Output every entry exactly as written.

## Data items
....
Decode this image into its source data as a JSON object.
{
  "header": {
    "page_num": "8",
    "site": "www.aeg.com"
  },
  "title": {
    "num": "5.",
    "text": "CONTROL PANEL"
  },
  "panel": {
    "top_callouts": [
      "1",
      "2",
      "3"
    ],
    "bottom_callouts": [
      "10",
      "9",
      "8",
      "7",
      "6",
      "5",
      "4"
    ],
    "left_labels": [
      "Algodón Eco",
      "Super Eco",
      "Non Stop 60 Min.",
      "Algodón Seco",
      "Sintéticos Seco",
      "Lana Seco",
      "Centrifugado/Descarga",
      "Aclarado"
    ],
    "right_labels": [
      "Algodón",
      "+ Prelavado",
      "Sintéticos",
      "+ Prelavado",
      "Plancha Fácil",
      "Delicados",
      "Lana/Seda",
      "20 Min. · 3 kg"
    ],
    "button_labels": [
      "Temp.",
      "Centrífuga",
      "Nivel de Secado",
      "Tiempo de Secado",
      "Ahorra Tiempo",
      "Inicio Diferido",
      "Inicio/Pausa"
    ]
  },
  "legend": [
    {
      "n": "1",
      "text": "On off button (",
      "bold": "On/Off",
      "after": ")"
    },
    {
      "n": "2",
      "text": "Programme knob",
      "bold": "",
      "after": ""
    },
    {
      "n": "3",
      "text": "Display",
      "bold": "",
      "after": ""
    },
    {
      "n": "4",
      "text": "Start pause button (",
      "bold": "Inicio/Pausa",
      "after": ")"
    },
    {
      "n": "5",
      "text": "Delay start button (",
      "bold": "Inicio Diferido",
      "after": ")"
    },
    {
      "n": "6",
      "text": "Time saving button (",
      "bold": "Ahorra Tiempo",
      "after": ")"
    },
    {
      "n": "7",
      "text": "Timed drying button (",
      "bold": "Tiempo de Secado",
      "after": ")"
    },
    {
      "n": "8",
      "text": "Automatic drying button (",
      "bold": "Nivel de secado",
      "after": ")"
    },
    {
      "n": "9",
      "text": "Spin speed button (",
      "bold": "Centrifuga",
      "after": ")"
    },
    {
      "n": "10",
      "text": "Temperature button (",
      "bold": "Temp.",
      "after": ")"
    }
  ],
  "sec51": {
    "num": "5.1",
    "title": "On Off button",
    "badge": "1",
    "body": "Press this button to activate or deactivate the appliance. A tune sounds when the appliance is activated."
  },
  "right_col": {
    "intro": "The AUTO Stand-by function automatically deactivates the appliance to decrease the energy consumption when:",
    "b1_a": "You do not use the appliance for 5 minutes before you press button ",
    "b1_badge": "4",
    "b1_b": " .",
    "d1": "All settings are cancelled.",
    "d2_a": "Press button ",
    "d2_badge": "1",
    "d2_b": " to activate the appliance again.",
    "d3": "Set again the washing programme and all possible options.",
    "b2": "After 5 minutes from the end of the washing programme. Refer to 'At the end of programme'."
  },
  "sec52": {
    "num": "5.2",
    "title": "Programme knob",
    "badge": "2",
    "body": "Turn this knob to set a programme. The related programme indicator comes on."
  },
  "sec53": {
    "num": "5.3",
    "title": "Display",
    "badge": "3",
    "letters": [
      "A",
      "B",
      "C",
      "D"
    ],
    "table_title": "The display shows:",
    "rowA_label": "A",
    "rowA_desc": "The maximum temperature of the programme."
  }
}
....
## Answer to the task
Decode this image into its source data as a JSON object.
{
  "header": {
    "page_num": "8",
    "site": "www.aeg.com"
  },
  "title": {
    "num": "5.",
    "text": "CONTROL PANEL"
  },
  "panel": {
    "top_callouts": [
      "1",
      "2",
      "3"
    ],
    "bottom_callouts": [
      "10",
      "9",
      "8",
      "7",
      "6",
      "5",
      "4"
    ],
    "left_labels": [
      "Algodón Eco",
      "Super Eco",
      "Non Stop 60 Min.",
      "Algodón Seco",
      "Sintéticos Seco",
      "Lana Seco",
      "Centrifugado/Descarga",
      "Aclarado"
    ],
    "right_labels": [
      "Algodón",
      "+ Prelavado",
      "Sintéticos",
      "+ Prelavado",
      "Plancha Fácil",
      "Delicados",
      "Lana/Seda",
      "20 Min. · 3 kg"
    ],
    "button_labels": [
      "Temp.",
      "Centrífuga",
      "Nivel de Secado",
      "Tiempo de Secado",
      "Ahorra Tiempo",
      "Inicio Diferido",
      "Inicio/Pausa"
    ]
  },
  "legend": [
    {
      "n": "1",
      "text": "On off button (",
      "bold": "On/Off",
      "after": ")"
    },
    {
      "n": "2",
      "text": "Programme knob",
      "bold": "",
      "after": ""
    },
    {
      "n": "3",
      "text": "Display",
      "bold": "",
      "after": ""
    },
    {
      "n": "4",
      "text": "Start pause button (",
      "bold": "Inicio/Pausa",
      "after": ")"
    },
    {
      "n": "5",
      "text": "Delay start button (",
      "bold": "Inicio Diferido",
      "after": ")"
    },
    {
      "n": "6",
      "text": "Time saving button (",
      "bold": "Ahorra Tiempo",
      "after": ")"
    },
    {
      "n": "7",
      "text": "Timed drying button (",
      "bold": "Tiempo de Secado",
      "after": ")"
    },
    {
      "n": "8",
      "text": "Automatic drying button (",
      "bold": "Nivel de secado",
      "after": ")"
    },
    {
      "n": "9",
      "text": "Spin speed button (",
      "bold": "Centrifuga",
      "after": ")"
    },
    {
      "n": "10",
      "text": "Temperature button (",
      "bold": "Temp.",
      "after": ")"
    }
  ],
  "sec51": {
    "num": "5.1",
    "title": "On Off button",
    "badge": "1",
    "body": "Press this button to activate or deactivate the appliance. A tune sounds when the appliance is activated."
  },
  "right_col": {
    "intro": "The AUTO Stand-by function automatically deactivates the appliance to decrease the energy consumption when:",
    "b1_a": "You do not use the appliance for 5 minutes before you press button ",
    "b1_badge": "4",
    "b1_b": " .",
    "d1": "All settings are cancelled.",
    "d2_a": "Press button ",
    "d2_badge": "1",
    "d2_b": " to activate the appliance again.",
    "d3": "Set again the washing programme and all possible options.",
    "b2": "After 5 minutes from the end of the washing programme. Refer to 'At the end of programme'."
  },
  "sec52": {
    "num": "5.2",
    "title": "Programme knob",
    "badge": "2",
    "body": "Turn this knob to set a programme. The related programme indicator comes on."
  },
  "sec53": {
    "num": "5.3",
    "title": "Display",
    "badge": "3",
    "letters": [
      "A",
      "B",
      "C",
      "D"
    ],
    "table_title": "The display shows:",
    "rowA_label": "A",
    "rowA_desc": "The maximum temperature of the programme."
  }
}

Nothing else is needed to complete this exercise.